_Exercise details_.
Extract the listing in its entirety, keeping each line identical to the original.

_Dataset entries_.
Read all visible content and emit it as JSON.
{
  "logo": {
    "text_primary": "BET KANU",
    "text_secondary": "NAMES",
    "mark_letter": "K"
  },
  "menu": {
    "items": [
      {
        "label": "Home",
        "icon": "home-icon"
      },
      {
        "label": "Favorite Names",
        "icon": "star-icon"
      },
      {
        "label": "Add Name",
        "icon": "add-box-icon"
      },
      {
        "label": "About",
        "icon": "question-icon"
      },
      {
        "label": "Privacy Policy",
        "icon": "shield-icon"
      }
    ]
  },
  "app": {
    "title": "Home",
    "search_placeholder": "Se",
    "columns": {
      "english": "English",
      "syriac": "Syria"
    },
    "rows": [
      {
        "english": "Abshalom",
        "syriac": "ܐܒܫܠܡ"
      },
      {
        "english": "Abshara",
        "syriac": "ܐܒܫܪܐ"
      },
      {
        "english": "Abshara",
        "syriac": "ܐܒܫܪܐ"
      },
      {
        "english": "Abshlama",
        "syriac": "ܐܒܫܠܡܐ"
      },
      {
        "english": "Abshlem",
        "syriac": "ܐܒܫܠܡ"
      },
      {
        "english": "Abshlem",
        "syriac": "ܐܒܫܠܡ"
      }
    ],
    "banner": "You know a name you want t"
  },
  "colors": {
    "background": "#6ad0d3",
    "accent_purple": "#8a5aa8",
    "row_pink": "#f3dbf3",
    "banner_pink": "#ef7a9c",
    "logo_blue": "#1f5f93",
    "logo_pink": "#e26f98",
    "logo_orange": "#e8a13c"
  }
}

_Expected output_.
Read all visible content and emit it as JSON.
{
  "logo": {
    "text_primary": "BET KANU",
    "text_secondary": "NAMES",
    "mark_letter": "K"
  },
  "menu": {
    "items": [
      {
        "label": "Home",
        "icon": "home-icon"
      },
      {
        "label": "Favorite Names",
        "icon": "star-icon"
      },
      {
        "label": "Add Name",
        "icon": "add-box-icon"
      },
      {
        "label": "About",
        "icon": "question-icon"
      },
      {
        "label": "Privacy Policy",
        "icon": "shield-icon"
      }
    ]
  },
  "app": {
    "title": "Home",
    "search_placeholder": "Se",
    "columns": {
      "english": "English",
      "syriac": "Syria"
    },
    "rows": [
      {
        "english": "Abshalom",
        "syriac": "ܐܒܫܠܡ"
      },
      {
        "english": "Abshara",
        "syriac": "ܐܒܫܪܐ"
      },
      {
        "english": "Abshara",
        "syriac": "ܐܒܫܪܐ"
      },
      {
        "english": "Abshlama",
        "syriac": "ܐܒܫܠܡܐ"
      },
      {
        "english": "Abshlem",
        "syriac": "ܐܒܫܠܡ"
      },
      {
        "english": "Abshlem",
        "syriac": "ܐܒܫܠܡ"
      }
    ],
    "banner": "You know a name you want t"
  },
  "colors": {
    "background": "#6ad0d3",
    "accent_purple": "#8a5aa8",
    "row_pink": "#f3dbf3",
    "banner_pink": "#ef7a9c",
    "logo_blue": "#1f5f93",
    "logo_pink": "#e26f98",
    "logo_orange": "#e8a13c"
  }
}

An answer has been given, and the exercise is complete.